_OBJECTIVE_. Give the entries back exactly, dropping each image.

***** INFORMATION SUPPLIED *****

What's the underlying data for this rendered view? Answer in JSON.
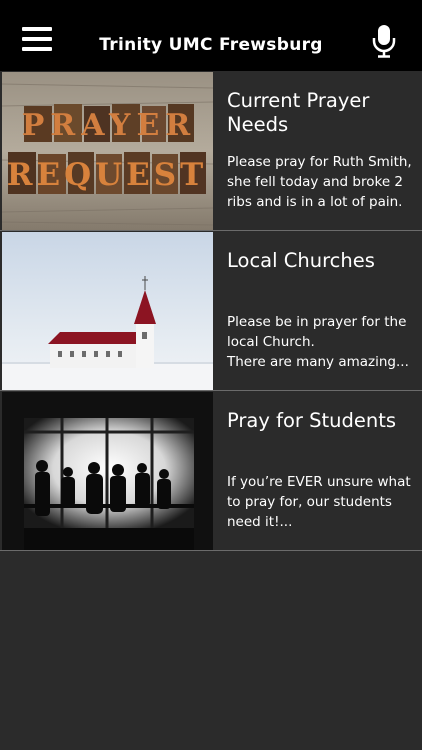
{
  "header": {
    "title": "Trinity UMC Frewsburg",
    "menu_icon": "hamburger-menu-icon",
    "mic_icon": "microphone-icon"
  },
  "feed": [
    {
      "title": "Current Prayer Needs",
      "title_lines": [
        "Current Prayer",
        "Needs"
      ],
      "description_lines": [
        "Please pray for Ruth Smith,",
        "she fell today and broke 2",
        "ribs and is in a lot of pain."
      ],
      "image_text_top": "PRAYER",
      "image_text_bottom": "REQUEST"
    },
    {
      "title": "Local Churches",
      "description_lines": [
        "Please be in prayer for the",
        "local Church.",
        "There are many amazing..."
      ]
    },
    {
      "title": "Pray for Students",
      "description_lines": [
        "If you’re EVER unsure what",
        "to pray for, our students",
        "need it!..."
      ]
    }
  ],
  "colors": {
    "header_bg": "#000000",
    "list_bg": "#2b2b2b",
    "divider": "#6b6b6b",
    "text": "#ffffff"
  }
}
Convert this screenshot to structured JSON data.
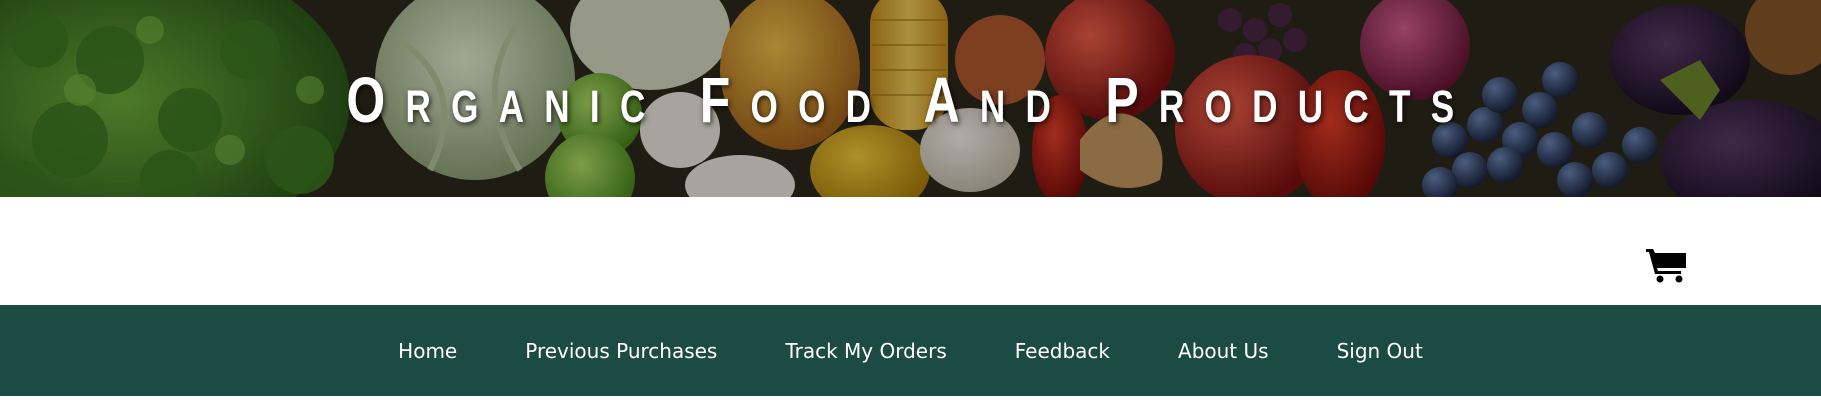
{
  "banner": {
    "title": "Organic Food And Products"
  },
  "cart": {
    "icon": "shopping-cart-icon"
  },
  "nav": {
    "items": [
      {
        "label": "Home"
      },
      {
        "label": "Previous Purchases"
      },
      {
        "label": "Track My Orders"
      },
      {
        "label": "Feedback"
      },
      {
        "label": "About Us"
      },
      {
        "label": "Sign Out"
      }
    ]
  },
  "colors": {
    "nav_background": "#1c4a45",
    "nav_text": "#ffffff",
    "page_background": "#ffffff",
    "title_text": "#ffffff"
  }
}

*****

_SOLUTION FOR THIS EXERCISE_.
What's the underlying data for this rendered view? Answer in JSON.
{
  "header": {
    "title": "Trinity UMC Frewsburg",
    "menu_icon": "hamburger-menu-icon",
    "mic_icon": "microphone-icon"
  },
  "feed": [
    {
      "title": "Current Prayer Needs",
      "title_lines": [
        "Current Prayer",
        "Needs"
      ],
      "description_lines": [
        "Please pray for Ruth Smith,",
        "she fell today and broke 2",
        "ribs and is in a lot of pain."
      ],
      "image_text_top": "PRAYER",
      "image_text_bottom": "REQUEST"
    },
    {
      "title": "Local Churches",
      "description_lines": [
        "Please be in prayer for the",
        "local Church.",
        "There are many amazing..."
      ]
    },
    {
      "title": "Pray for Students",
      "description_lines": [
        "If you’re EVER unsure what",
        "to pray for, our students",
        "need it!..."
      ]
    }
  ],
  "colors": {
    "header_bg": "#000000",
    "list_bg": "#2b2b2b",
    "divider": "#6b6b6b",
    "text": "#ffffff"
  }
}
Convert this screenshot to structured JSON data.
{
  "banner": {
    "title": "Organic Food And Products"
  },
  "cart": {
    "icon": "shopping-cart-icon"
  },
  "nav": {
    "items": [
      {
        "label": "Home"
      },
      {
        "label": "Previous Purchases"
      },
      {
        "label": "Track My Orders"
      },
      {
        "label": "Feedback"
      },
      {
        "label": "About Us"
      },
      {
        "label": "Sign Out"
      }
    ]
  },
  "colors": {
    "nav_background": "#1c4a45",
    "nav_text": "#ffffff",
    "page_background": "#ffffff",
    "title_text": "#ffffff"
  }
}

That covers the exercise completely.